REQUEST: Filter the lines below, copying only those with the string "that".

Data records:
##########

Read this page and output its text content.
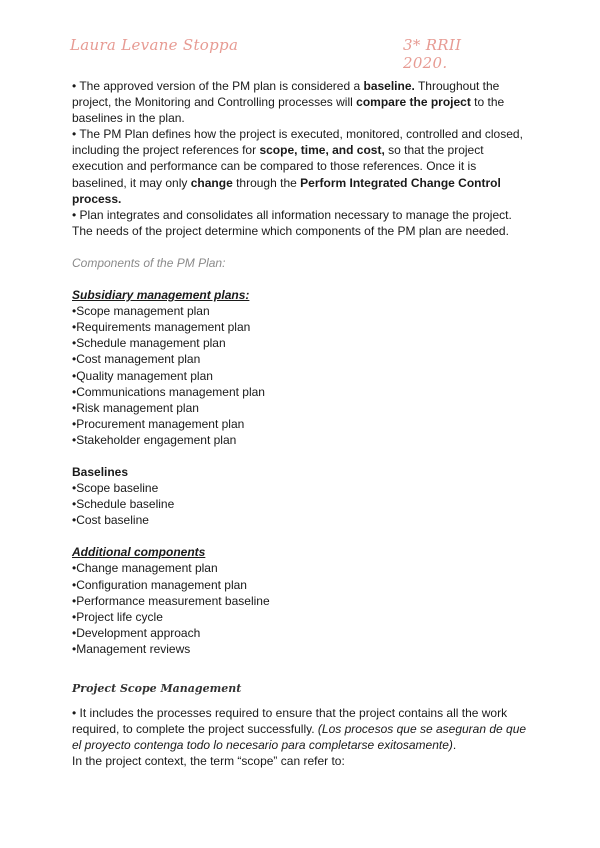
Laura Levane Stoppa	3* RRII 2020.

• The approved version of the PM plan is considered a baseline. Throughout the project, the Monitoring and Controlling processes will compare the project to the baselines in the plan.

• The PM Plan defines how the project is executed, monitored, controlled and closed, including the project references for scope, time, and cost, so that the project execution and performance can be compared to those references. Once it is baselined, it may only change through the Perform Integrated Change Control process.

• Plan integrates and consolidates all information necessary to manage the project. The needs of the project determine which components of the PM plan are needed.

Components of the PM Plan:

Subsidiary management plans:

•Scope management plan
•Requirements management plan
•Schedule management plan
•Cost management plan
•Quality management plan
•Communications management plan
•Risk management plan
•Procurement management plan
•Stakeholder engagement plan

Baselines

•Scope baseline
•Schedule baseline
•Cost baseline

Additional components

•Change management plan
•Configuration management plan
•Performance measurement baseline
•Project life cycle
•Development approach
•Management reviews

Project Scope Management

• It includes the processes required to ensure that the project contains all the work required, to complete the project successfully. (Los procesos que se aseguran de que el proyecto contenga todo lo necesario para completarse exitosamente).

In the project context, the term “scope” can refer to:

##########

EXERCISE RESULT:
• The PM Plan defines how the project is executed, monitored, controlled and closed, including the project references for scope, time, and cost, so that the project execution and performance can be compared to those references. Once it is baselined, it may only change through the Perform Integrated Change Control process.
• It includes the processes required to ensure that the project contains all the work required, to complete the project successfully. (Los procesos que se aseguran de que el proyecto contenga todo lo necesario para completarse exitosamente).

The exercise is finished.